>> BEGIN
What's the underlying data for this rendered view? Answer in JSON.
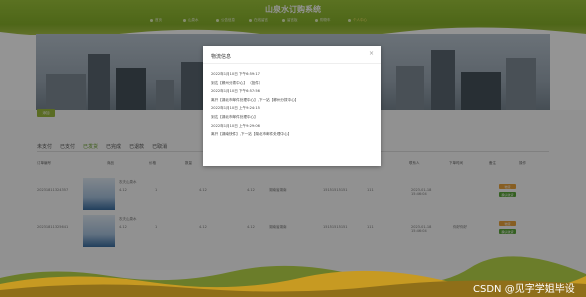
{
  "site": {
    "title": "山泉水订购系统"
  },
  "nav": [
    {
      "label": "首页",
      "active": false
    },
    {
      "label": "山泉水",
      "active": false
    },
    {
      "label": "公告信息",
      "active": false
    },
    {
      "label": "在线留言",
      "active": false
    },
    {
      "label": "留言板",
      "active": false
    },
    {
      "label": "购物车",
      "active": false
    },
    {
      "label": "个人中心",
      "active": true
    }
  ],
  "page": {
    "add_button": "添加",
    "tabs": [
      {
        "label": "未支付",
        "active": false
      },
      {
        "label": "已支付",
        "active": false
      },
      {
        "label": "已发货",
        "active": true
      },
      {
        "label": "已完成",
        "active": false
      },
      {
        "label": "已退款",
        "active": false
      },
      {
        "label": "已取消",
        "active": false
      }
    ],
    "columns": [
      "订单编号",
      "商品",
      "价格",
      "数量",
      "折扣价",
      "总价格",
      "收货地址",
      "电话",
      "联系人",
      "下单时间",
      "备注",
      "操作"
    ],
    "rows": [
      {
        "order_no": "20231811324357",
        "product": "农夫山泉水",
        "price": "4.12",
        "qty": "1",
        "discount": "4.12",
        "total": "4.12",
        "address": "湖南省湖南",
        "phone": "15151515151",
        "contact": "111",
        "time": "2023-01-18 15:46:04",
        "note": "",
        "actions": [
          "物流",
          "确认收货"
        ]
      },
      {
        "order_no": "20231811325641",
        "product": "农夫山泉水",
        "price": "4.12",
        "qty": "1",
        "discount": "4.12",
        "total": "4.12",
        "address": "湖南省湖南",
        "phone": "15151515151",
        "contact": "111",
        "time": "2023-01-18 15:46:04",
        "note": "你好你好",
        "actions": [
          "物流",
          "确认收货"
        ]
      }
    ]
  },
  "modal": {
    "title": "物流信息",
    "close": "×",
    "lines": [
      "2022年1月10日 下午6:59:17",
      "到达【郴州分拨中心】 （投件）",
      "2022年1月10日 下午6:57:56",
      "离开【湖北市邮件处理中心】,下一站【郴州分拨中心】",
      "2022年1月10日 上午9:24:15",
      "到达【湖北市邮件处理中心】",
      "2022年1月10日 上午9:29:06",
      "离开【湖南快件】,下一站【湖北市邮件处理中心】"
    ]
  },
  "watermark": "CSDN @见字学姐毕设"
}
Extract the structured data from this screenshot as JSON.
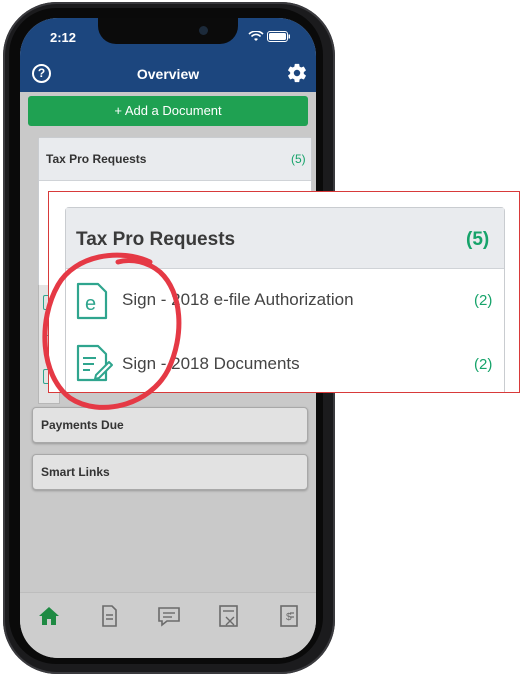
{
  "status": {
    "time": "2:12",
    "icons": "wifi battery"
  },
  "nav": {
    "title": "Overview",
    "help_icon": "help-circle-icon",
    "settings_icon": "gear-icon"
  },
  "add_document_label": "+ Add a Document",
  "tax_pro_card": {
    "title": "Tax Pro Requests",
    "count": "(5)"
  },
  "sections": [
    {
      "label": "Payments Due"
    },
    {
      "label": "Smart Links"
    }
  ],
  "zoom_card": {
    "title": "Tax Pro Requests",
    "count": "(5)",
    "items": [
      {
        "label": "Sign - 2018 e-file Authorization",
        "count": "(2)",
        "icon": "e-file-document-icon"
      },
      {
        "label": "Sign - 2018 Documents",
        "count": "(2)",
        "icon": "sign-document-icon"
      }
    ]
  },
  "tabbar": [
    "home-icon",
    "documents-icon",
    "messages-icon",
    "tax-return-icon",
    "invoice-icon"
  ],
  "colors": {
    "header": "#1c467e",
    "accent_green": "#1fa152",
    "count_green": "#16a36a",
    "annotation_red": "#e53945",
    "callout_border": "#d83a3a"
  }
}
>> END
§ Exercise
Take the line containing "Extract the structured" through the last line of the material and retype exactly those lines, both ends included, with no pictures.

§ Worked answer
Extract the structured data from this screenshot as JSON.
{
  "status": {
    "time": "2:12",
    "icons": "wifi battery"
  },
  "nav": {
    "title": "Overview",
    "help_icon": "help-circle-icon",
    "settings_icon": "gear-icon"
  },
  "add_document_label": "+ Add a Document",
  "tax_pro_card": {
    "title": "Tax Pro Requests",
    "count": "(5)"
  },
  "sections": [
    {
      "label": "Payments Due"
    },
    {
      "label": "Smart Links"
    }
  ],
  "zoom_card": {
    "title": "Tax Pro Requests",
    "count": "(5)",
    "items": [
      {
        "label": "Sign - 2018 e-file Authorization",
        "count": "(2)",
        "icon": "e-file-document-icon"
      },
      {
        "label": "Sign - 2018 Documents",
        "count": "(2)",
        "icon": "sign-document-icon"
      }
    ]
  },
  "tabbar": [
    "home-icon",
    "documents-icon",
    "messages-icon",
    "tax-return-icon",
    "invoice-icon"
  ],
  "colors": {
    "header": "#1c467e",
    "accent_green": "#1fa152",
    "count_green": "#16a36a",
    "annotation_red": "#e53945",
    "callout_border": "#d83a3a"
  }
}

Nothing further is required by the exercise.